Given request:
Update everything from the line containing "y-axis-title-main: A (54, 192, 77, 206)" down to the line containing "data-point-4-0 (149, 266, 161, 278)" by changing "MPS Concentration" to "MPS Level". Leave everything else as it is.

-- BEGIN Material for this exercise --

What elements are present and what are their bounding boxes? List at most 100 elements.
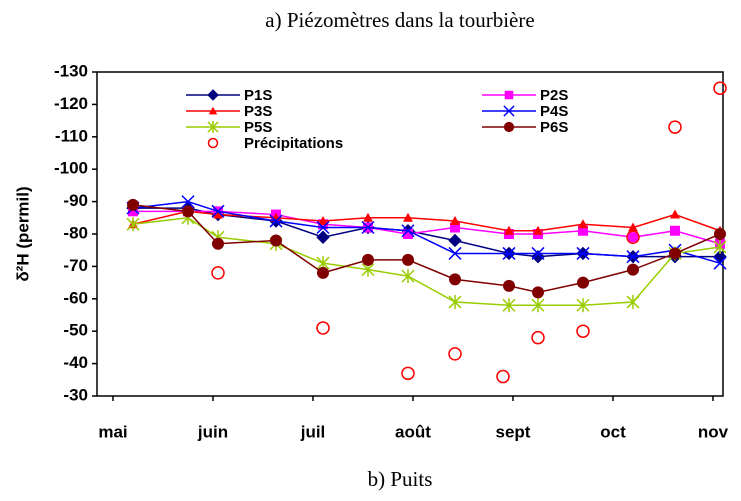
x-tick-label: sept (496, 422, 531, 441)
marker (626, 230, 640, 244)
marker (714, 228, 726, 240)
marker (531, 330, 545, 345)
marker (578, 225, 588, 236)
marker (401, 269, 415, 284)
marker (450, 222, 460, 233)
legend-label: P3S (244, 103, 272, 120)
legend-label: P1S (244, 87, 272, 104)
marker (316, 220, 330, 235)
marker (403, 212, 413, 222)
marker (270, 234, 282, 247)
marker (670, 225, 680, 236)
y-tick-label: -80 (63, 223, 88, 242)
marker (362, 253, 374, 266)
marker (669, 247, 681, 260)
marker (503, 279, 515, 292)
legend-label: P4S (540, 103, 568, 120)
legend-label: P5S (244, 119, 272, 136)
marker (363, 212, 373, 222)
marker (449, 273, 461, 286)
marker (670, 209, 680, 219)
marker (211, 266, 225, 280)
legend-marker (504, 90, 514, 100)
marker (182, 205, 194, 218)
marker (504, 225, 514, 235)
marker (317, 266, 329, 279)
legend-label: Précipitations (244, 135, 343, 152)
marker (628, 222, 638, 232)
marker (496, 369, 510, 384)
series-line (132, 204, 721, 294)
x-tick-label: juil (300, 422, 326, 441)
series-line (132, 217, 721, 307)
legend-marker (208, 106, 218, 115)
series-line (132, 200, 721, 264)
marker (533, 225, 543, 235)
series-line (132, 210, 721, 232)
y-tick-label: -130 (54, 61, 88, 80)
y-tick-label: -100 (54, 159, 88, 178)
marker (361, 220, 375, 235)
marker (448, 246, 462, 260)
legend-marker (503, 105, 515, 117)
legend-marker (207, 89, 219, 101)
marker (401, 224, 415, 238)
y-tick-label: -70 (63, 256, 88, 275)
y-tick-label: -50 (63, 321, 88, 340)
marker (578, 219, 588, 229)
marker (448, 233, 462, 248)
y-tick-label: -90 (63, 191, 88, 210)
marker (403, 229, 413, 239)
marker (576, 324, 590, 338)
legend-marker (207, 137, 219, 149)
x-tick-label: août (395, 422, 431, 441)
marker (576, 298, 590, 313)
marker (448, 347, 462, 361)
marker (626, 295, 640, 310)
legend-marker (207, 121, 219, 133)
marker (401, 366, 415, 381)
marker (502, 246, 516, 260)
marker (531, 298, 545, 313)
y-tick-label: -120 (54, 94, 88, 113)
marker (576, 246, 590, 260)
x-tick-label: oct (600, 422, 626, 441)
x-tick-label: juin (197, 422, 228, 441)
marker (181, 195, 195, 209)
marker (448, 295, 462, 310)
chart-subtitle: b) Puits (368, 467, 433, 491)
marker (532, 286, 544, 299)
marker (211, 204, 225, 218)
marker (126, 217, 140, 232)
marker (212, 237, 224, 250)
marker (713, 256, 727, 270)
marker (316, 230, 330, 244)
marker (626, 250, 640, 264)
marker (402, 253, 414, 266)
marker (577, 276, 589, 289)
y-tick-label: -60 (63, 288, 88, 307)
marker (531, 246, 545, 260)
x-tick-label: nov (698, 422, 729, 441)
marker (213, 209, 223, 219)
y-tick-label: -40 (63, 353, 88, 372)
marker (627, 263, 639, 276)
marker (668, 120, 682, 134)
legend-label: P2S (540, 87, 568, 104)
legend-label: P6S (540, 119, 568, 136)
marker (713, 81, 727, 95)
marker (318, 216, 328, 226)
marker (128, 206, 138, 217)
chart-title: a) Piézomètres dans la tourbière (265, 8, 534, 32)
marker (713, 239, 727, 254)
marker (450, 216, 460, 226)
marker (269, 214, 283, 228)
legend-marker (503, 121, 515, 133)
series-line (133, 210, 721, 245)
y-axis-label: δ²H (permil) (13, 186, 32, 281)
marker (127, 198, 139, 211)
marker (316, 321, 330, 335)
x-tick-label: mai (98, 422, 127, 441)
marker (628, 232, 638, 243)
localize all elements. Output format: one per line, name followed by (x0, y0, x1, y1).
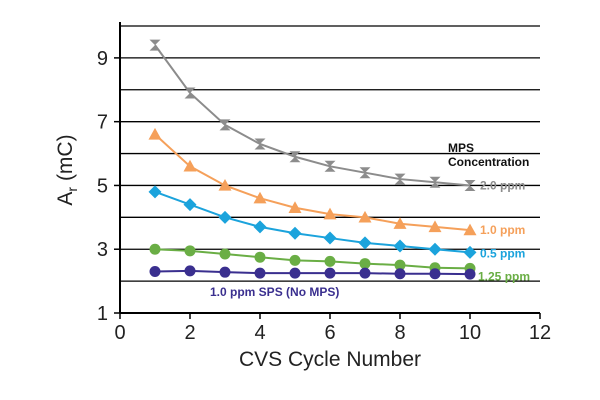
y-axis-title-main: A (54, 192, 77, 206)
data-point-3-4 (289, 254, 301, 266)
legend-title: MPS Concentration (448, 141, 529, 169)
data-point-4-6 (359, 267, 371, 279)
data-point-1-1 (183, 159, 197, 172)
data-point-0-3 (254, 138, 266, 150)
data-point-4-0 (149, 266, 161, 278)
data-point-0-0 (149, 39, 161, 51)
data-point-3-0 (149, 243, 161, 255)
data-point-4-3 (254, 267, 266, 279)
data-point-1-8 (428, 220, 442, 233)
data-point-4-8 (429, 268, 441, 280)
x-tick-label-10: 10 (459, 322, 481, 344)
x-tick-label-2: 2 (184, 322, 195, 344)
data-point-2-1 (183, 198, 197, 212)
x-axis-title: CVS Cycle Number (239, 348, 421, 371)
data-point-3-2 (219, 248, 231, 260)
series-label-0: 2.0 ppm (480, 178, 525, 192)
data-point-1-9 (463, 223, 477, 236)
data-point-4-7 (394, 268, 406, 280)
y-tick-label-3: 3 (97, 239, 108, 261)
data-point-4-1 (184, 265, 196, 277)
series-line-3 (154, 248, 471, 270)
axes-layer: 0 2 4 6 8 10 12 1 3 5 7 9 (97, 22, 551, 344)
data-point-1-6 (358, 210, 372, 223)
data-point-0-6 (359, 167, 371, 179)
series-0 (149, 39, 476, 191)
x-tick-label-6: 6 (324, 322, 335, 344)
data-point-1-4 (288, 201, 302, 213)
x-tick-label-8: 8 (394, 322, 405, 344)
data-point-2-9 (463, 245, 477, 259)
data-point-0-8 (429, 176, 441, 188)
data-point-0-5 (324, 160, 336, 172)
y-axis-title: Ar (mC) (54, 134, 80, 205)
y-axis-title-subscript: r (64, 187, 80, 192)
data-point-3-7 (394, 259, 406, 271)
series-label-2: 0.5 ppm (480, 246, 525, 260)
data-point-4-2 (219, 266, 231, 278)
data-point-1-5 (323, 207, 337, 220)
data-point-3-3 (254, 251, 266, 263)
y-axis-title-unit: (mC) (54, 134, 77, 186)
series-label-4: 1.0 ppm SPS (No MPS) (210, 285, 339, 299)
data-point-2-2 (218, 210, 232, 224)
data-point-2-8 (428, 242, 442, 256)
series-label-1: 1.0 ppm (480, 223, 525, 237)
data-point-3-5 (324, 255, 336, 267)
x-tick-label-12: 12 (529, 322, 551, 344)
data-point-0-4 (289, 151, 301, 163)
series-line-2 (154, 190, 471, 254)
label-layer: 2.0 ppm 1.0 ppm 0.5 ppm 1.25 ppm 1.0 ppm SPS… (210, 178, 530, 299)
legend-title-line-1: MPS (448, 141, 474, 155)
data-point-1-3 (253, 191, 267, 204)
series-1 (148, 127, 477, 236)
data-point-2-4 (288, 226, 302, 240)
data-point-3-6 (359, 258, 371, 270)
x-tick-label-0: 0 (114, 322, 125, 344)
data-point-2-0 (148, 185, 162, 199)
series-line-1 (154, 133, 471, 232)
data-point-3-1 (184, 245, 196, 257)
y-tick-label-1: 1 (97, 303, 108, 325)
legend-title-line-2: Concentration (448, 155, 529, 169)
data-point-0-2 (219, 119, 231, 131)
data-point-2-6 (358, 236, 372, 250)
data-point-1-2 (218, 178, 232, 191)
y-tick-label-5: 5 (97, 175, 108, 197)
series-2 (148, 185, 477, 259)
data-point-0-7 (394, 173, 406, 185)
series-label-3: 1.25 ppm (478, 269, 530, 283)
data-point-0-9 (464, 179, 476, 191)
data-point-1-0 (148, 127, 162, 140)
series-layer (148, 39, 477, 280)
data-point-2-7 (393, 239, 407, 253)
data-point-4-9 (464, 268, 476, 280)
data-point-1-7 (393, 217, 407, 229)
data-point-2-5 (323, 231, 337, 245)
data-point-4-5 (324, 267, 336, 279)
data-point-0-1 (184, 87, 196, 99)
data-point-2-3 (253, 220, 267, 234)
x-tick-label-4: 4 (254, 322, 265, 344)
y-tick-label-7: 7 (97, 112, 108, 134)
series-4 (149, 265, 476, 280)
y-tick-label-9: 9 (97, 48, 108, 70)
series-line-4 (154, 269, 471, 276)
series-line-0 (154, 44, 471, 187)
data-point-4-4 (289, 267, 301, 279)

-- END Material for this exercise --

Right answer:
y-axis-title-main: A (54, 192, 77, 206)
data-point-3-4 (289, 254, 301, 266)
legend-title: MPS Level (448, 141, 529, 169)
data-point-4-6 (359, 267, 371, 279)
data-point-1-1 (183, 159, 197, 172)
data-point-0-3 (254, 138, 266, 150)
data-point-4-0 (149, 266, 161, 278)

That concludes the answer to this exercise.